(Extracted data entries)
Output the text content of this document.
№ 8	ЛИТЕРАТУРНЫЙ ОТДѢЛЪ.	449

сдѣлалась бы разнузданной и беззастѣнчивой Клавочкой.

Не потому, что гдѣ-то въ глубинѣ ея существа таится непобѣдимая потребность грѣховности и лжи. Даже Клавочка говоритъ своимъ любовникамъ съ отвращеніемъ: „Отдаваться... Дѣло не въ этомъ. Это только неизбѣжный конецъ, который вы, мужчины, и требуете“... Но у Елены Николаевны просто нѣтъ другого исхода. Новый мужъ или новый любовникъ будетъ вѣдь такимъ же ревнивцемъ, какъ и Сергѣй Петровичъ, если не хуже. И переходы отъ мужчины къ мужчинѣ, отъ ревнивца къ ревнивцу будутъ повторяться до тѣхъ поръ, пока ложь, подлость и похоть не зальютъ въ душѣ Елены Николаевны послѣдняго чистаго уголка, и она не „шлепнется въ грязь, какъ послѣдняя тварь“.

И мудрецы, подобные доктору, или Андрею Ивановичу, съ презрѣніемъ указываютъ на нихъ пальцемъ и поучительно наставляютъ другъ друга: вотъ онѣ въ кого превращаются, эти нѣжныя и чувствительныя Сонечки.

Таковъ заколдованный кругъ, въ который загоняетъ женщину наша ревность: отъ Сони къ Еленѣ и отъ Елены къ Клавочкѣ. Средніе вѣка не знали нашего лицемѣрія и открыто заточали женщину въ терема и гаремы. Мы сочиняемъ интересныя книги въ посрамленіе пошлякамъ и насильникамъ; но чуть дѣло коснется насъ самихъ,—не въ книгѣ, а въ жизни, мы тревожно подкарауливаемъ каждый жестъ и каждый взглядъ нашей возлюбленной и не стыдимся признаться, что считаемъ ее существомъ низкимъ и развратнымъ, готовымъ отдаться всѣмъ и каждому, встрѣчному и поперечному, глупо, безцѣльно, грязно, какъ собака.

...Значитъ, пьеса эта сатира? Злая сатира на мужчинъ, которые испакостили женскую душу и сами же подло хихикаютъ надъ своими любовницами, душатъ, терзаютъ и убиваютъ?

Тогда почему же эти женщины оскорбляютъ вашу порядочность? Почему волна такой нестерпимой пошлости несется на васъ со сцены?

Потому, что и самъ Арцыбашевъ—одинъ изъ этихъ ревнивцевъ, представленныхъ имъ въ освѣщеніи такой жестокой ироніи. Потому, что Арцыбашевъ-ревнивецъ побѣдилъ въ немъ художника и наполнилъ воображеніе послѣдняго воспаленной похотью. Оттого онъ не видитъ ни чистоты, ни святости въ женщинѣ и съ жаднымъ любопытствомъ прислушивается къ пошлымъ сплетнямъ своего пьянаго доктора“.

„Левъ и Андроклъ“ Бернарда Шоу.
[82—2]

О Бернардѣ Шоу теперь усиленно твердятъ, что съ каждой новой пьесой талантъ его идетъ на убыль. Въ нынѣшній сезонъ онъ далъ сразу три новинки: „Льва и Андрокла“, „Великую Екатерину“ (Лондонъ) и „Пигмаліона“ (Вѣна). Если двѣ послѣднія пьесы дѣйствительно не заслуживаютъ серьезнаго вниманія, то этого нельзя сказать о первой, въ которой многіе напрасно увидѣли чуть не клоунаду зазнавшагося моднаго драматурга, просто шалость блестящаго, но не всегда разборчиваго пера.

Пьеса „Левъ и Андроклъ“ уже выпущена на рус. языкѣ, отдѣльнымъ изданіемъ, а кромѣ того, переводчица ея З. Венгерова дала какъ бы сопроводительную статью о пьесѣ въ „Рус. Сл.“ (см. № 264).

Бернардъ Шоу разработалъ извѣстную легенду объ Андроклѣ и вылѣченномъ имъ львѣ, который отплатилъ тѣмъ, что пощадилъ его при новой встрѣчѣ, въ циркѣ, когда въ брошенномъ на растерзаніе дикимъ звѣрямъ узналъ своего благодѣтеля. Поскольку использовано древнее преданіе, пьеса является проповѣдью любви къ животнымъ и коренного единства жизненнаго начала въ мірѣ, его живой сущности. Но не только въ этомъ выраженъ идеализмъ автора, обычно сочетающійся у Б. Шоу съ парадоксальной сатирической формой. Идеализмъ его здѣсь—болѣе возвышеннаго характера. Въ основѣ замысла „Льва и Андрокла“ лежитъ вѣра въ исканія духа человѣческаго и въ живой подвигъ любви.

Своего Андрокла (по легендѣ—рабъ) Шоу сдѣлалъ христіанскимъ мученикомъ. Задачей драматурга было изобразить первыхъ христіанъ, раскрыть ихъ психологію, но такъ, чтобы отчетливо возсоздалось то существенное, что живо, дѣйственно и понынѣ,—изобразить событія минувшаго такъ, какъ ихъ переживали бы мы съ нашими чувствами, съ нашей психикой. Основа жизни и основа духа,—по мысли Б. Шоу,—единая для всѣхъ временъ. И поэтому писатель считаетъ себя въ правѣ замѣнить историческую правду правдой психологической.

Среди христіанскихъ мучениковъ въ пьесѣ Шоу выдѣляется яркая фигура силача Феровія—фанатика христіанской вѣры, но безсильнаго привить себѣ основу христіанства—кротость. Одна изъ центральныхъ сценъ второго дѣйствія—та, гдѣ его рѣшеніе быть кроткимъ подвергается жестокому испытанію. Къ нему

Exercise description: From the data, pick out every line that includes "пьесѣ".

The result:
Пьеса „Левъ и Андроклъ“ уже выпущена на рус. языкѣ, отдѣльнымъ изданіемъ, а кромѣ того, переводчица ея З. Венгерова дала какъ бы сопроводительную статью о пьесѣ въ „Рус. Сл.“ (см. № 264).
Среди христіанскихъ мучениковъ въ пьесѣ Шоу выдѣляется яркая фигура силача Феровія—фанатика христіанской вѣры, но безсильнаго привить себѣ основу христіанства—кротость. Одна изъ центральныхъ сценъ второго дѣйствія—та, гдѣ его рѣшеніе быть кроткимъ подвергается жестокому испытанію. Къ нему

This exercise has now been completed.